STATED TASK:
Find the lines with "Chislehurst" in them and copy them out.

## begin WORKING DATA

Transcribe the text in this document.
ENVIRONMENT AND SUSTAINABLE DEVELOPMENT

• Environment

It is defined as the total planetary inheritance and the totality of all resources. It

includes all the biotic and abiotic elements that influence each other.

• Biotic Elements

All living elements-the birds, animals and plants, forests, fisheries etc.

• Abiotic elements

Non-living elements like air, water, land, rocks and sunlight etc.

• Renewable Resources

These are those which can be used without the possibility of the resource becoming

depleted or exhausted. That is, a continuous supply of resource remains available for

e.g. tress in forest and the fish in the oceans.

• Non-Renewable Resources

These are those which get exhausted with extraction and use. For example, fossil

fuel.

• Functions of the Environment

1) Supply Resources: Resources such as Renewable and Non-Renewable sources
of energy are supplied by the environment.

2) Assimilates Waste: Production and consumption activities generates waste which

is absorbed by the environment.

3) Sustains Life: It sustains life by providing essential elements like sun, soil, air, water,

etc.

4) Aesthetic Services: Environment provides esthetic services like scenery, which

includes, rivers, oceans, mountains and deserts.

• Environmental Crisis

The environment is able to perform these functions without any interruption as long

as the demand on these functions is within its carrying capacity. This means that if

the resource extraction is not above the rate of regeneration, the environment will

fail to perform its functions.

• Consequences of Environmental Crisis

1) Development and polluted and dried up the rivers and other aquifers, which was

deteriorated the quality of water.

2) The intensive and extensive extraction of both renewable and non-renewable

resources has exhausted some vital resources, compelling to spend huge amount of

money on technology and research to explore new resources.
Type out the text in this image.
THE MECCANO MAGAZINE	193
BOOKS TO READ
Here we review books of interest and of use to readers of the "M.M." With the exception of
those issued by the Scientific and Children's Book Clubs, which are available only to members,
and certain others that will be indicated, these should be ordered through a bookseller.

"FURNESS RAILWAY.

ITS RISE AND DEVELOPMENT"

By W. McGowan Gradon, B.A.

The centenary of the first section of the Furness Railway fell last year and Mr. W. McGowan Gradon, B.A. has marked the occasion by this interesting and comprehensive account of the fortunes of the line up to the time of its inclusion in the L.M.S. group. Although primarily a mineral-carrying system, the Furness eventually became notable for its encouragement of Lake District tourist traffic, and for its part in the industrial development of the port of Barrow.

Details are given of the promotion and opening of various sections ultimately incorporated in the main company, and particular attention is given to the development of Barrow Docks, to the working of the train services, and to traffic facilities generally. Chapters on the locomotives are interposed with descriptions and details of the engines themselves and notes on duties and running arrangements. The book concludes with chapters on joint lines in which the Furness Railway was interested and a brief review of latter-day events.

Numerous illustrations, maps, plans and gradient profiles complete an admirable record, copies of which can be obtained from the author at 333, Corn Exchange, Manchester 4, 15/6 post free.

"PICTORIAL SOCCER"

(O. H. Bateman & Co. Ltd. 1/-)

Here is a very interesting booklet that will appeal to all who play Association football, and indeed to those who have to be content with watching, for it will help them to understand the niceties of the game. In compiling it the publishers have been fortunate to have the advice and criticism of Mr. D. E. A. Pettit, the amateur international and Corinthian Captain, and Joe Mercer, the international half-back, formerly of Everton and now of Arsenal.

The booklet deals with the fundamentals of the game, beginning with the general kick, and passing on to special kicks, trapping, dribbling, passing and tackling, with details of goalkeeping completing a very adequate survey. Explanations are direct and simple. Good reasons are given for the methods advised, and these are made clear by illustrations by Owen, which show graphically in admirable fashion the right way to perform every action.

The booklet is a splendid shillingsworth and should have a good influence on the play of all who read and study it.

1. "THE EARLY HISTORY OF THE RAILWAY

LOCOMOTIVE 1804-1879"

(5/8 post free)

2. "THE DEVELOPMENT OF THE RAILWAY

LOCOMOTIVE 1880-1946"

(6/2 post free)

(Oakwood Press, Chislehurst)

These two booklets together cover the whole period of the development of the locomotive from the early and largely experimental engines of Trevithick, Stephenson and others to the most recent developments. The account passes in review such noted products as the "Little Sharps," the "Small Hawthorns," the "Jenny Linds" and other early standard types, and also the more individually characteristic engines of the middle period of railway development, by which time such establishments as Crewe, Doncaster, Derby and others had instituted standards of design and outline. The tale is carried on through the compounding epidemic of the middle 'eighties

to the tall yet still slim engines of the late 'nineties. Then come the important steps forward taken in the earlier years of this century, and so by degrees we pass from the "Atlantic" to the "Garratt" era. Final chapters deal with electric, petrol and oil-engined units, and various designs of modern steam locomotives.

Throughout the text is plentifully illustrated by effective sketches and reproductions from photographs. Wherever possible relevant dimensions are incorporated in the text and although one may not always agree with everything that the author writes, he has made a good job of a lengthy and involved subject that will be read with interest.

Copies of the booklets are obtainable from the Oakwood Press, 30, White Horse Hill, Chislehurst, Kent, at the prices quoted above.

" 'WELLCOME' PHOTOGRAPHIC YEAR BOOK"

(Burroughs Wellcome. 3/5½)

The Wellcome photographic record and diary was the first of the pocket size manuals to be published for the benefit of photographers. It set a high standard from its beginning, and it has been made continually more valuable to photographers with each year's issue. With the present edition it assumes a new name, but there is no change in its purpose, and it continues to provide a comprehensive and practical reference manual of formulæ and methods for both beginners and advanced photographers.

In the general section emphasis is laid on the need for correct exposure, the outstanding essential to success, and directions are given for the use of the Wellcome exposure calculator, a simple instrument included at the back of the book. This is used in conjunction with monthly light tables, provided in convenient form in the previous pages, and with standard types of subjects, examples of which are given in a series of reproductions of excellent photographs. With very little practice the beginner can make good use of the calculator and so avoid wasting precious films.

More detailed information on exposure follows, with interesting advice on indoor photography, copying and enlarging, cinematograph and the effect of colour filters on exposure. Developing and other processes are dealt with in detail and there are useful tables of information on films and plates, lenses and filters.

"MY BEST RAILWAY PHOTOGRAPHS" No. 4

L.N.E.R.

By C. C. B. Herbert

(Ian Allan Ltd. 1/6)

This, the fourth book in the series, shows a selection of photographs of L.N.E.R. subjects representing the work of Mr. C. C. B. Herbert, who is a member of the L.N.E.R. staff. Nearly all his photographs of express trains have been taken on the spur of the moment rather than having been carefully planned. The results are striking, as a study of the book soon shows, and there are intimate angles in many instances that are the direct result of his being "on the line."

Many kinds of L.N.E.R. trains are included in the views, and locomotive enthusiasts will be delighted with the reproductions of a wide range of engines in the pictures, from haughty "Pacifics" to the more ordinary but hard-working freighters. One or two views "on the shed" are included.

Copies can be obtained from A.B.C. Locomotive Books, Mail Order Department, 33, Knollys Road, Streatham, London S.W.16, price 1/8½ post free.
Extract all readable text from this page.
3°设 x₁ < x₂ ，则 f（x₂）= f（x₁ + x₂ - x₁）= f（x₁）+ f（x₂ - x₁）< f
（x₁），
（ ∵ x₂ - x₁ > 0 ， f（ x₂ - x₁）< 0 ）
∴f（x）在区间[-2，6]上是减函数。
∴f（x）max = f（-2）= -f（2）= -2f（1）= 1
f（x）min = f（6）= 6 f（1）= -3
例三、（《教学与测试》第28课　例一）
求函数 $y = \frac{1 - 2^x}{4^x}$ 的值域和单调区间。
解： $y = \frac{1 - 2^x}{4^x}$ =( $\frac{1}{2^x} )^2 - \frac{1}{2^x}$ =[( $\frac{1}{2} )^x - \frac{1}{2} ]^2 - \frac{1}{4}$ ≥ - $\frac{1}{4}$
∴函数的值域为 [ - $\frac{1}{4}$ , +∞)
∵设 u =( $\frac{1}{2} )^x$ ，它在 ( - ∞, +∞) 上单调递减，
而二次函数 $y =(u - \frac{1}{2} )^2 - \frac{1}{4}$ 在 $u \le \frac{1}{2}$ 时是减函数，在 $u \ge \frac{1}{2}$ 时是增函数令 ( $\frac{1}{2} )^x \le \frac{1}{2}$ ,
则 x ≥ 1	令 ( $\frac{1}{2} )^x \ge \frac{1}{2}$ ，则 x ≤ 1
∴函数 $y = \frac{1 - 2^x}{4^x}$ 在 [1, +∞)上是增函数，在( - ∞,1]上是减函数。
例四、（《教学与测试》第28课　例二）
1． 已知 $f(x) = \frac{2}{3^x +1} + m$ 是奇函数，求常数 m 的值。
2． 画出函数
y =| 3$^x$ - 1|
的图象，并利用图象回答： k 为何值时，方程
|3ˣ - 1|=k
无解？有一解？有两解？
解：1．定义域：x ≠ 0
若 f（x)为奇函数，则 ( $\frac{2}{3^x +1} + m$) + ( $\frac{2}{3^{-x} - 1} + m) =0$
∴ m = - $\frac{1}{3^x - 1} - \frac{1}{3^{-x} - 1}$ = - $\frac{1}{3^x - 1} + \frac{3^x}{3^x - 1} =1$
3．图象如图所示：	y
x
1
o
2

## end WORKING DATA

FINISHED TASK:
(Oakwood Press, Chislehurst)
Copies of the booklets are obtainable from the Oakwood Press, 30, White Horse Hill, Chislehurst, Kent, at the prices quoted above.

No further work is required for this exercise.